▶ _The problem_:
Write out the whole listing again, exactly as given.
[Start of Data to process]
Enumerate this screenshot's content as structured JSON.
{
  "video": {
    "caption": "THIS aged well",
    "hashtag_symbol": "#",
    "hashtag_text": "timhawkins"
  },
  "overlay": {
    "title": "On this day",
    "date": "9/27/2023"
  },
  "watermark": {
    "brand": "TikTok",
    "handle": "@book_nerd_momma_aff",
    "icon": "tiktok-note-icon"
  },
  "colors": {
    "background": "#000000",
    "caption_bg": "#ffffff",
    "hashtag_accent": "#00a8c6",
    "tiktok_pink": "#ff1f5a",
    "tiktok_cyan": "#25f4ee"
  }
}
[End of Data to process]
▶ _Output for this task_:
Enumerate this screenshot's content as structured JSON.
{
  "video": {
    "caption": "THIS aged well",
    "hashtag_symbol": "#",
    "hashtag_text": "timhawkins"
  },
  "overlay": {
    "title": "On this day",
    "date": "9/27/2023"
  },
  "watermark": {
    "brand": "TikTok",
    "handle": "@book_nerd_momma_aff",
    "icon": "tiktok-note-icon"
  },
  "colors": {
    "background": "#000000",
    "caption_bg": "#ffffff",
    "hashtag_accent": "#00a8c6",
    "tiktok_pink": "#ff1f5a",
    "tiktok_cyan": "#25f4ee"
  }
}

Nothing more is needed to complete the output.